Select every line below containing the word "text".

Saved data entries
* * * * *

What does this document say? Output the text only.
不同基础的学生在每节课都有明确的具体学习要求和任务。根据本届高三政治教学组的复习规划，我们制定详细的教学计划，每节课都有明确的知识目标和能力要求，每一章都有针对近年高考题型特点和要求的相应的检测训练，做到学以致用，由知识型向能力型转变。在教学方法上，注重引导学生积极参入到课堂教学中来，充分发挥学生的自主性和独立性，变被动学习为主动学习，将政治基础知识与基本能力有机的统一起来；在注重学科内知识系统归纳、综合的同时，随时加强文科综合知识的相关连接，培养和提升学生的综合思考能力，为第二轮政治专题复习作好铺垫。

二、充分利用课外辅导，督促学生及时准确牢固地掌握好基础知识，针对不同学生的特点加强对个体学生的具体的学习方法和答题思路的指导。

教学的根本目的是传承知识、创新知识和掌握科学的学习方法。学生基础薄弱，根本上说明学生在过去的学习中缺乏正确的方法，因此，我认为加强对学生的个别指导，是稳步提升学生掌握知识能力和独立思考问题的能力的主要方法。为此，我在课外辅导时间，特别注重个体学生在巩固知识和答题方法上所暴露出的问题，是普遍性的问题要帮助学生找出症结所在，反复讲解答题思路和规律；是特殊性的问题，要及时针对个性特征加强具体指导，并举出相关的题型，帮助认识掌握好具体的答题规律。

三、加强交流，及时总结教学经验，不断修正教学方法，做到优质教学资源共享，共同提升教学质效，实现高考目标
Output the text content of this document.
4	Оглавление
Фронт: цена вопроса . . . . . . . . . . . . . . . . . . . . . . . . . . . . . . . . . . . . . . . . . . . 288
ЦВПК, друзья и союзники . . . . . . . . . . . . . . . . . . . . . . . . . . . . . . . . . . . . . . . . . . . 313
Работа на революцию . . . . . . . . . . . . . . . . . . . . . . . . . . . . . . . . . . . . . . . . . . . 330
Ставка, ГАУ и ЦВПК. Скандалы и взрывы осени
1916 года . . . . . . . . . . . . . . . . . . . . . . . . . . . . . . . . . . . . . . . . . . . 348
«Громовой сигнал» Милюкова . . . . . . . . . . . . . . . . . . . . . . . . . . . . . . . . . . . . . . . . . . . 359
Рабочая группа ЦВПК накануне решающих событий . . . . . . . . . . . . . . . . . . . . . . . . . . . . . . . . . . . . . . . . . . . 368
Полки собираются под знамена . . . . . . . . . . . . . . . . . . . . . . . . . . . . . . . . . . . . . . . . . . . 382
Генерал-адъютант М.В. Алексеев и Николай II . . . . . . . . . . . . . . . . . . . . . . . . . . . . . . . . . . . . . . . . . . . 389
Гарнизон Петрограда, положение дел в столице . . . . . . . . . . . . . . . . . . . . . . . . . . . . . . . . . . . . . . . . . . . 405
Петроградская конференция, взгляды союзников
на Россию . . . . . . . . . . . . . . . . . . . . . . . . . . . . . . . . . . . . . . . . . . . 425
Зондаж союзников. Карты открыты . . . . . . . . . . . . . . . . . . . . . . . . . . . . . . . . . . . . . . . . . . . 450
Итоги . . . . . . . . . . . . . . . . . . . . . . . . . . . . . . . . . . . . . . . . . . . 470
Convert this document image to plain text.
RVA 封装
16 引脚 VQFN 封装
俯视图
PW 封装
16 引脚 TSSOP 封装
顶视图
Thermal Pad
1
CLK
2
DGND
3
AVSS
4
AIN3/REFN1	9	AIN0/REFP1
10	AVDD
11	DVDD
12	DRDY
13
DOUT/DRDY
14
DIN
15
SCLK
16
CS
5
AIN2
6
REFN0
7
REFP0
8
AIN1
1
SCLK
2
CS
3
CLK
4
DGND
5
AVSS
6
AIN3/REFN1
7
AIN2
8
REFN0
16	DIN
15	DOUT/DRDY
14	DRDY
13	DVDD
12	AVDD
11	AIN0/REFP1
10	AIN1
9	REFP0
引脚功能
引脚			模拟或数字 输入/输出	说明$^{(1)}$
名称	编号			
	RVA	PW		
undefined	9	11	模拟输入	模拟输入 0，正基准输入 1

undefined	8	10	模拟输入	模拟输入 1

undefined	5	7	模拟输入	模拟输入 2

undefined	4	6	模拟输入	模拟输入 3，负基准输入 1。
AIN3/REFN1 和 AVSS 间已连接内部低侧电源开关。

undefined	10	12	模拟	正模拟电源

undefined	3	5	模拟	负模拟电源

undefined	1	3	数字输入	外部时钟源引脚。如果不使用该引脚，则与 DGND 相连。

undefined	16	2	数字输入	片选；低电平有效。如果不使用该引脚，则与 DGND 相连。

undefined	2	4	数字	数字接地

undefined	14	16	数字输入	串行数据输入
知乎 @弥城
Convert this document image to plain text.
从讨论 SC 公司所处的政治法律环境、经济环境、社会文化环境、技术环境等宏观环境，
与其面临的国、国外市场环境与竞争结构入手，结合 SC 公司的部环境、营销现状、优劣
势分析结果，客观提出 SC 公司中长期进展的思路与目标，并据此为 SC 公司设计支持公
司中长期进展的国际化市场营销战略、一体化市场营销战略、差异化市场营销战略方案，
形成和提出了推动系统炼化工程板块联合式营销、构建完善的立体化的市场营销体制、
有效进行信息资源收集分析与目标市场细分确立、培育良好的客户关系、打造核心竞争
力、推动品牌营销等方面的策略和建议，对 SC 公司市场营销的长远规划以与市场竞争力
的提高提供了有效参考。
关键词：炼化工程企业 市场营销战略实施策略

* * * * *

Task answer -
What does this document say? Output the text only.
Output the text content of this document.
Convert this document image to plain text.
Convert this document image to plain text.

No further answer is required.